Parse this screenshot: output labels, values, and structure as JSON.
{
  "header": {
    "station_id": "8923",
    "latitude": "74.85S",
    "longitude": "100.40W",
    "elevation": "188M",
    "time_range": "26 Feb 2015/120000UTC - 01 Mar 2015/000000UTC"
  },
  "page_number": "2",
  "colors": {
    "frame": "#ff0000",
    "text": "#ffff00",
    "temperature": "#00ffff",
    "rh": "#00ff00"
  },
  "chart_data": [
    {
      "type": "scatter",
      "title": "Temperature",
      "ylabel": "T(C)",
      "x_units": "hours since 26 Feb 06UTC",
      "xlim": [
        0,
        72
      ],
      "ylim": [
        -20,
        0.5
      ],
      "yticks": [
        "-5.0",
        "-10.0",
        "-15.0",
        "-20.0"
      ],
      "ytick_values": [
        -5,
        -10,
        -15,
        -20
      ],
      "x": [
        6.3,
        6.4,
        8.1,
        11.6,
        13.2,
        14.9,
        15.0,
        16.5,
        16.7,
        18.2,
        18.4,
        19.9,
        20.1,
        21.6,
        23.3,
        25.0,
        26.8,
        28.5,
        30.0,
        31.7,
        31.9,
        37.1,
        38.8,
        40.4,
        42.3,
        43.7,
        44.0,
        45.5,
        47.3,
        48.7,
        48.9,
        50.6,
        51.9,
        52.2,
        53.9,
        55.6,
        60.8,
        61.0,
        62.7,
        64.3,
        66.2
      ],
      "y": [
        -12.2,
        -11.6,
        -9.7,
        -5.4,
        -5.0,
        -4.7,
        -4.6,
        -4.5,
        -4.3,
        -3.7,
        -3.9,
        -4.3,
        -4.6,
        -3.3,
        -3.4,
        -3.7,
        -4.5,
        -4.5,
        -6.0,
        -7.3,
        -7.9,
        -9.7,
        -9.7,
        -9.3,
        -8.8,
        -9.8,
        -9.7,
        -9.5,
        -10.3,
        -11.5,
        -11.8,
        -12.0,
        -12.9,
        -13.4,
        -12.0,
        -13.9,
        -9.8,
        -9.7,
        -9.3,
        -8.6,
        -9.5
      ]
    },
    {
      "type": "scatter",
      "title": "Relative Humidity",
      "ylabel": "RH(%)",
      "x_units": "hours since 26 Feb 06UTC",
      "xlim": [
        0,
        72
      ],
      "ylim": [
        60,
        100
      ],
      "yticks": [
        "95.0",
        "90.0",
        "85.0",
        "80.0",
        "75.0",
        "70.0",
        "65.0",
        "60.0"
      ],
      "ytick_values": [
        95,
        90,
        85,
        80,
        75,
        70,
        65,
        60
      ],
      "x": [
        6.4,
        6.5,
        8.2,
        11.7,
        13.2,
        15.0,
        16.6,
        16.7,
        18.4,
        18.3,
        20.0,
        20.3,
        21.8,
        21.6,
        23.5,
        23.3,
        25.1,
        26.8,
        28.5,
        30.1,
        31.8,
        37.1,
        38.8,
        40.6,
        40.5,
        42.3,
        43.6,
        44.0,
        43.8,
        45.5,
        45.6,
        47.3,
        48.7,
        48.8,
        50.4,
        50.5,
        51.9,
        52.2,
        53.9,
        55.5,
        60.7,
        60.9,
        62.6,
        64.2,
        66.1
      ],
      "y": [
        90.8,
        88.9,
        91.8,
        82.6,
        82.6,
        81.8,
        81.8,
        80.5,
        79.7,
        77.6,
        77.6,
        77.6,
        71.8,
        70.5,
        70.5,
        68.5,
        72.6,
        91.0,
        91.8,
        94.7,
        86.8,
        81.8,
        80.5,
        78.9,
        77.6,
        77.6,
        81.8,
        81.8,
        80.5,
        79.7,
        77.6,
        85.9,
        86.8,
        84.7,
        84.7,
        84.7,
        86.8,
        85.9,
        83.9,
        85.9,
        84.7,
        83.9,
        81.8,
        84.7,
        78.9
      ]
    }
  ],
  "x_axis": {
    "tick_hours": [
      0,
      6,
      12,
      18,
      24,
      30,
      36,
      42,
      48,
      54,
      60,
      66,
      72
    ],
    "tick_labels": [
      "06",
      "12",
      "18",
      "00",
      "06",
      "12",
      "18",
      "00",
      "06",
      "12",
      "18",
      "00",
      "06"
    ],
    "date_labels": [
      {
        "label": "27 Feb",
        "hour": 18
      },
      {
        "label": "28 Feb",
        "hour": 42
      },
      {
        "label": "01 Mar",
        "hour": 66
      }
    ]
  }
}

=-=-=

[What is needed] Every line of the data above should be reproduced word for word.

[Final result]
Parse this screenshot: output labels, values, and structure as JSON.
{
  "header": {
    "station_id": "8923",
    "latitude": "74.85S",
    "longitude": "100.40W",
    "elevation": "188M",
    "time_range": "26 Feb 2015/120000UTC - 01 Mar 2015/000000UTC"
  },
  "page_number": "2",
  "colors": {
    "frame": "#ff0000",
    "text": "#ffff00",
    "temperature": "#00ffff",
    "rh": "#00ff00"
  },
  "chart_data": [
    {
      "type": "scatter",
      "title": "Temperature",
      "ylabel": "T(C)",
      "x_units": "hours since 26 Feb 06UTC",
      "xlim": [
        0,
        72
      ],
      "ylim": [
        -20,
        0.5
      ],
      "yticks": [
        "-5.0",
        "-10.0",
        "-15.0",
        "-20.0"
      ],
      "ytick_values": [
        -5,
        -10,
        -15,
        -20
      ],
      "x": [
        6.3,
        6.4,
        8.1,
        11.6,
        13.2,
        14.9,
        15.0,
        16.5,
        16.7,
        18.2,
        18.4,
        19.9,
        20.1,
        21.6,
        23.3,
        25.0,
        26.8,
        28.5,
        30.0,
        31.7,
        31.9,
        37.1,
        38.8,
        40.4,
        42.3,
        43.7,
        44.0,
        45.5,
        47.3,
        48.7,
        48.9,
        50.6,
        51.9,
        52.2,
        53.9,
        55.6,
        60.8,
        61.0,
        62.7,
        64.3,
        66.2
      ],
      "y": [
        -12.2,
        -11.6,
        -9.7,
        -5.4,
        -5.0,
        -4.7,
        -4.6,
        -4.5,
        -4.3,
        -3.7,
        -3.9,
        -4.3,
        -4.6,
        -3.3,
        -3.4,
        -3.7,
        -4.5,
        -4.5,
        -6.0,
        -7.3,
        -7.9,
        -9.7,
        -9.7,
        -9.3,
        -8.8,
        -9.8,
        -9.7,
        -9.5,
        -10.3,
        -11.5,
        -11.8,
        -12.0,
        -12.9,
        -13.4,
        -12.0,
        -13.9,
        -9.8,
        -9.7,
        -9.3,
        -8.6,
        -9.5
      ]
    },
    {
      "type": "scatter",
      "title": "Relative Humidity",
      "ylabel": "RH(%)",
      "x_units": "hours since 26 Feb 06UTC",
      "xlim": [
        0,
        72
      ],
      "ylim": [
        60,
        100
      ],
      "yticks": [
        "95.0",
        "90.0",
        "85.0",
        "80.0",
        "75.0",
        "70.0",
        "65.0",
        "60.0"
      ],
      "ytick_values": [
        95,
        90,
        85,
        80,
        75,
        70,
        65,
        60
      ],
      "x": [
        6.4,
        6.5,
        8.2,
        11.7,
        13.2,
        15.0,
        16.6,
        16.7,
        18.4,
        18.3,
        20.0,
        20.3,
        21.8,
        21.6,
        23.5,
        23.3,
        25.1,
        26.8,
        28.5,
        30.1,
        31.8,
        37.1,
        38.8,
        40.6,
        40.5,
        42.3,
        43.6,
        44.0,
        43.8,
        45.5,
        45.6,
        47.3,
        48.7,
        48.8,
        50.4,
        50.5,
        51.9,
        52.2,
        53.9,
        55.5,
        60.7,
        60.9,
        62.6,
        64.2,
        66.1
      ],
      "y": [
        90.8,
        88.9,
        91.8,
        82.6,
        82.6,
        81.8,
        81.8,
        80.5,
        79.7,
        77.6,
        77.6,
        77.6,
        71.8,
        70.5,
        70.5,
        68.5,
        72.6,
        91.0,
        91.8,
        94.7,
        86.8,
        81.8,
        80.5,
        78.9,
        77.6,
        77.6,
        81.8,
        81.8,
        80.5,
        79.7,
        77.6,
        85.9,
        86.8,
        84.7,
        84.7,
        84.7,
        86.8,
        85.9,
        83.9,
        85.9,
        84.7,
        83.9,
        81.8,
        84.7,
        78.9
      ]
    }
  ],
  "x_axis": {
    "tick_hours": [
      0,
      6,
      12,
      18,
      24,
      30,
      36,
      42,
      48,
      54,
      60,
      66,
      72
    ],
    "tick_labels": [
      "06",
      "12",
      "18",
      "00",
      "06",
      "12",
      "18",
      "00",
      "06",
      "12",
      "18",
      "00",
      "06"
    ],
    "date_labels": [
      {
        "label": "27 Feb",
        "hour": 18
      },
      {
        "label": "28 Feb",
        "hour": 42
      },
      {
        "label": "01 Mar",
        "hour": 66
      }
    ]
  }
}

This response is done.